------ SUPPLIED MATERIAL

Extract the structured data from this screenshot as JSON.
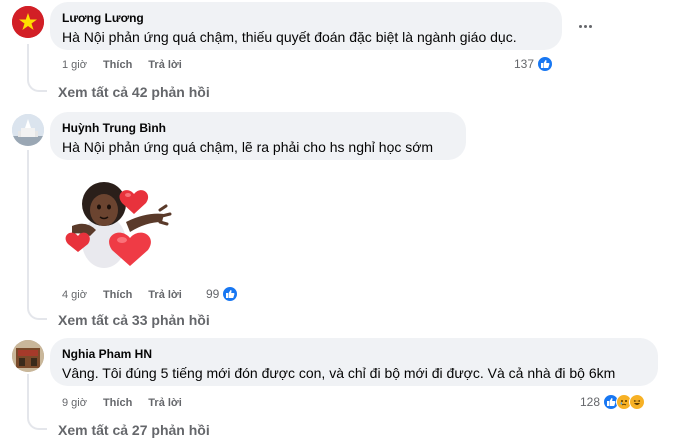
{
  "comments": [
    {
      "author": "Lương Lương",
      "text": "Hà Nội phản ứng quá chậm, thiếu quyết đoán đặc biệt là ngành giáo dục.",
      "time": "1 giờ",
      "like_label": "Thích",
      "reply_label": "Trả lời",
      "reaction_count": "137",
      "reactions": [
        "like-icon"
      ],
      "view_replies": "Xem tất cả 42 phản hồi"
    },
    {
      "author": "Huỳnh Trung Bình",
      "text": "Hà Nội phản ứng quá chậm, lẽ ra phải cho hs nghỉ học sớm",
      "sticker": "avatar-hug-with-hearts-sticker",
      "time": "4 giờ",
      "like_label": "Thích",
      "reply_label": "Trả lời",
      "reaction_count": "99",
      "reactions": [
        "like-icon"
      ],
      "view_replies": "Xem tất cả 33 phản hồi"
    },
    {
      "author": "Nghia Pham HN",
      "text": "Vâng. Tôi đúng 5 tiếng mới đón được con, và chỉ đi bộ mới đi được. Và cả nhà đi bộ 6km",
      "time": "9 giờ",
      "like_label": "Thích",
      "reply_label": "Trả lời",
      "reaction_count": "128",
      "reactions": [
        "like-icon",
        "sad-icon",
        "haha-icon"
      ],
      "view_replies": "Xem tất cả 27 phản hồi"
    }
  ],
  "colors": {
    "bubble": "#f0f2f5",
    "secondary_text": "#65676b",
    "like_blue": "#1877f2",
    "heart_red": "#e8323c"
  }
}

------------

**INSTRUCTION:** Each entry must be retyped word for word, with every image omitted.

**THE REPLY:**
Extract the structured data from this screenshot as JSON.
{
  "comments": [
    {
      "author": "Lương Lương",
      "text": "Hà Nội phản ứng quá chậm, thiếu quyết đoán đặc biệt là ngành giáo dục.",
      "time": "1 giờ",
      "like_label": "Thích",
      "reply_label": "Trả lời",
      "reaction_count": "137",
      "reactions": [
        "like-icon"
      ],
      "view_replies": "Xem tất cả 42 phản hồi"
    },
    {
      "author": "Huỳnh Trung Bình",
      "text": "Hà Nội phản ứng quá chậm, lẽ ra phải cho hs nghỉ học sớm",
      "sticker": "avatar-hug-with-hearts-sticker",
      "time": "4 giờ",
      "like_label": "Thích",
      "reply_label": "Trả lời",
      "reaction_count": "99",
      "reactions": [
        "like-icon"
      ],
      "view_replies": "Xem tất cả 33 phản hồi"
    },
    {
      "author": "Nghia Pham HN",
      "text": "Vâng. Tôi đúng 5 tiếng mới đón được con, và chỉ đi bộ mới đi được. Và cả nhà đi bộ 6km",
      "time": "9 giờ",
      "like_label": "Thích",
      "reply_label": "Trả lời",
      "reaction_count": "128",
      "reactions": [
        "like-icon",
        "sad-icon",
        "haha-icon"
      ],
      "view_replies": "Xem tất cả 27 phản hồi"
    }
  ],
  "colors": {
    "bubble": "#f0f2f5",
    "secondary_text": "#65676b",
    "like_blue": "#1877f2",
    "heart_red": "#e8323c"
  }
}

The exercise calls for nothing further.